RECORDED INFORMATION =

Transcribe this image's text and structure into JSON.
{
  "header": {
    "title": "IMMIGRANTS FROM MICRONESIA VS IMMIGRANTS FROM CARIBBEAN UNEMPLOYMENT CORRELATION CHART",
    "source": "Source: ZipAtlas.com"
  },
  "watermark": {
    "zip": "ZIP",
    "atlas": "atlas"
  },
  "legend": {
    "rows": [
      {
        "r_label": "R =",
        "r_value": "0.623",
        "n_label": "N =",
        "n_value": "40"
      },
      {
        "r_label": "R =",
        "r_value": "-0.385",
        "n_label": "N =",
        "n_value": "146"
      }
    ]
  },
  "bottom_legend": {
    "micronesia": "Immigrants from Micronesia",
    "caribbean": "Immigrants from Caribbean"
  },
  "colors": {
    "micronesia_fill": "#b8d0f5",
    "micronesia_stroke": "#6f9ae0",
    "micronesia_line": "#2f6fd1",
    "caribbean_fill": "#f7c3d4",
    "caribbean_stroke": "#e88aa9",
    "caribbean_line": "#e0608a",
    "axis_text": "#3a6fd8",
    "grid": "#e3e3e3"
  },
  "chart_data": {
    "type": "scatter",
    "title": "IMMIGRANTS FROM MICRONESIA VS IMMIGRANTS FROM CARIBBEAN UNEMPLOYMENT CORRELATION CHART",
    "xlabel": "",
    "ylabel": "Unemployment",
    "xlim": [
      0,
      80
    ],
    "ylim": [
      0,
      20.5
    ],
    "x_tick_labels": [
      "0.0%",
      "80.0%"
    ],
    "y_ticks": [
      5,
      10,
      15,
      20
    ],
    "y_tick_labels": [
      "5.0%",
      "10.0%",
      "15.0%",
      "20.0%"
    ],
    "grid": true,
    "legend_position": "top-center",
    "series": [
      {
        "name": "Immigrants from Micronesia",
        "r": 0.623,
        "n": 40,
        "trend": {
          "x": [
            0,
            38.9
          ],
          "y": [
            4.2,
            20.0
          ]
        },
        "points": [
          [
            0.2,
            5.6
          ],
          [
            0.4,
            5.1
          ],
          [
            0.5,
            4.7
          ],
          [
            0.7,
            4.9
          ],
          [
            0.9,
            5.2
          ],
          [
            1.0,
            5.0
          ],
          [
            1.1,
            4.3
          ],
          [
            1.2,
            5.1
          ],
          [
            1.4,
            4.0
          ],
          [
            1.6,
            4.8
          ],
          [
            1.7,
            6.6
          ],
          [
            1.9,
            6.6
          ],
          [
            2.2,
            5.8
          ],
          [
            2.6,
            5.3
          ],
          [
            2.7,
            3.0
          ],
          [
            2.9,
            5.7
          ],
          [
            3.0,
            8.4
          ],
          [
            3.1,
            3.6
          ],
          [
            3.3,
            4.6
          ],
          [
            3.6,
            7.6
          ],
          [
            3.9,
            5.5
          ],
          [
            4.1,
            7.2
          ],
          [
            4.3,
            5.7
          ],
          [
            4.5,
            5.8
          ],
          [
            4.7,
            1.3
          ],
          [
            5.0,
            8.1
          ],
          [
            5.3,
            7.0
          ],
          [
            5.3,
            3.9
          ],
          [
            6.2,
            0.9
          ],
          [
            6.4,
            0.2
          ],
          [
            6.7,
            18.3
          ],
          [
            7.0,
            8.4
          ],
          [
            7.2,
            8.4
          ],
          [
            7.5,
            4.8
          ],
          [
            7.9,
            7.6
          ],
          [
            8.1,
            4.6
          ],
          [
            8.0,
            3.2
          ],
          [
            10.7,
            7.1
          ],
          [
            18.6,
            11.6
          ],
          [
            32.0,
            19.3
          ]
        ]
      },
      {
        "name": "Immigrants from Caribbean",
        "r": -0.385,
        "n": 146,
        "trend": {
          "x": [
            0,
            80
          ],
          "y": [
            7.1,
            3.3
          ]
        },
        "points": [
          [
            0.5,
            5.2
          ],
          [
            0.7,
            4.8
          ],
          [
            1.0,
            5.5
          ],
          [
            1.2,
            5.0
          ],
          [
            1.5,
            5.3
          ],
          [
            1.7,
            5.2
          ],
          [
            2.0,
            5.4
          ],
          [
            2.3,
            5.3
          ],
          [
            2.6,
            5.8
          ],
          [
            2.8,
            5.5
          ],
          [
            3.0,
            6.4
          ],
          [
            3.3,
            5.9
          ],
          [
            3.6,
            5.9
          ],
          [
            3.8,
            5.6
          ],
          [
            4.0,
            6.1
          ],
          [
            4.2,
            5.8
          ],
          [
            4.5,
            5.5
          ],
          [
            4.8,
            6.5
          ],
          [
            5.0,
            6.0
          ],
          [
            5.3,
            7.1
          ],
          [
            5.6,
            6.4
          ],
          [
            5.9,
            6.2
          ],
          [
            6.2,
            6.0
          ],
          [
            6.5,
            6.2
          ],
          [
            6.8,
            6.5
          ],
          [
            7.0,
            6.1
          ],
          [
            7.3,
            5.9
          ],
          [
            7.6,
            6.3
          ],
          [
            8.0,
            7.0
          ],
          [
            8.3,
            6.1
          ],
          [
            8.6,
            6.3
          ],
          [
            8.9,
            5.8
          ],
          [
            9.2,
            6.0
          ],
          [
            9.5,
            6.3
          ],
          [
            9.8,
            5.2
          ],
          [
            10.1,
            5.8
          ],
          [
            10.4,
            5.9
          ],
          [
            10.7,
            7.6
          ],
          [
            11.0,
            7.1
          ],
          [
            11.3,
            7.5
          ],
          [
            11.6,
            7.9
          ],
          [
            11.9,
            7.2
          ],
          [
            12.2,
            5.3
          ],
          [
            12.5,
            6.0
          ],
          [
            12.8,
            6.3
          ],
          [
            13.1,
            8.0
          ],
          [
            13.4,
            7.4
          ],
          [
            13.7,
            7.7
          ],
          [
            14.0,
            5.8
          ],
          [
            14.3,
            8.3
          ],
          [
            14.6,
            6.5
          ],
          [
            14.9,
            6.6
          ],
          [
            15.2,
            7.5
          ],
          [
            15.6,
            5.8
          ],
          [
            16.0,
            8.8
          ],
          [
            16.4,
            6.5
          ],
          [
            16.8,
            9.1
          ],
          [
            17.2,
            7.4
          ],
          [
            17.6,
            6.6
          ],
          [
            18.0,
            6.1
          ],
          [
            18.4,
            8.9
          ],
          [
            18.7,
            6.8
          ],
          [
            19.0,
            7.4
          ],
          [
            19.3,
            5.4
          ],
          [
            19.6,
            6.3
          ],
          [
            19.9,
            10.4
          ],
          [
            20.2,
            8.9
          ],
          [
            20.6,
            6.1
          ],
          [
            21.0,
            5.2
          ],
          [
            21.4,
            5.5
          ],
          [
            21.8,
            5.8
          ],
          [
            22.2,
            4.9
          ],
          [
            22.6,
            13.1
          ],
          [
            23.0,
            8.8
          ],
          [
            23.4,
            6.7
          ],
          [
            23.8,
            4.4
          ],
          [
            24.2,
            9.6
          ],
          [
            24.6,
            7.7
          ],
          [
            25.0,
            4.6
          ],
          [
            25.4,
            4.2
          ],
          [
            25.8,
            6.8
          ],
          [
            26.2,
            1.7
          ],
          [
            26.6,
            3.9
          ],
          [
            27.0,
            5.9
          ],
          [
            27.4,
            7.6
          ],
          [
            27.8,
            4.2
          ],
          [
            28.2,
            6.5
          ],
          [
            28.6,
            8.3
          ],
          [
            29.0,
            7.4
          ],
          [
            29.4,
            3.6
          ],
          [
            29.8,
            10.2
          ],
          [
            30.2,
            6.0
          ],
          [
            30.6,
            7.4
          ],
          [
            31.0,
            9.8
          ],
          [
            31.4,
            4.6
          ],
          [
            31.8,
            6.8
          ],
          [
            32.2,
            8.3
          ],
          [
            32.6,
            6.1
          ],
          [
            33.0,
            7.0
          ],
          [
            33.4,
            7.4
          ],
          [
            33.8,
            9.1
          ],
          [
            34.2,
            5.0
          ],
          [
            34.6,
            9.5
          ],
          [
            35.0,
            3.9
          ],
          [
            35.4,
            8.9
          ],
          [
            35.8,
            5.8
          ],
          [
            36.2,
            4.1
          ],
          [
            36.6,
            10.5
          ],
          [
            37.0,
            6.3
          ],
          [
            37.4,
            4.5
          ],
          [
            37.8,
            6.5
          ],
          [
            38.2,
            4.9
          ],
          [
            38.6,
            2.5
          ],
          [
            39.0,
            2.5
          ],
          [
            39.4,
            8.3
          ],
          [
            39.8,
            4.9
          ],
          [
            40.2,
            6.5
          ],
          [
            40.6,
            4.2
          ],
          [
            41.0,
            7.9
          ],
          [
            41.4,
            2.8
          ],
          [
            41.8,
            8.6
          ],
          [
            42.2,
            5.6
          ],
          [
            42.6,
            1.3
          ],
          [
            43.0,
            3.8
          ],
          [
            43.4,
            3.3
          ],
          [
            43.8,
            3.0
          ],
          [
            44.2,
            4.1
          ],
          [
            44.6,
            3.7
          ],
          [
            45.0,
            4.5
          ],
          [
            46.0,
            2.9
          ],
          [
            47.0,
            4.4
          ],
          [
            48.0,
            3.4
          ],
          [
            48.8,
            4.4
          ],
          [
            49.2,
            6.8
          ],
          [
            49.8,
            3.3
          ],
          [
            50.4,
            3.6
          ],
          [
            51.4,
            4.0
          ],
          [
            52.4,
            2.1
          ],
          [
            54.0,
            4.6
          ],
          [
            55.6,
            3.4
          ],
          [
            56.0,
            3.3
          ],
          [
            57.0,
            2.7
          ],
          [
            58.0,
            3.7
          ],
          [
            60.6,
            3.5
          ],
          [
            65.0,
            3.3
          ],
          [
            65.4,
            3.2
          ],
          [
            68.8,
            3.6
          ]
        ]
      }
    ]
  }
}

TASK REQUIREMENTS =
Your reply is one number: how many lines of the records above contain the word "name".

REPLY =
2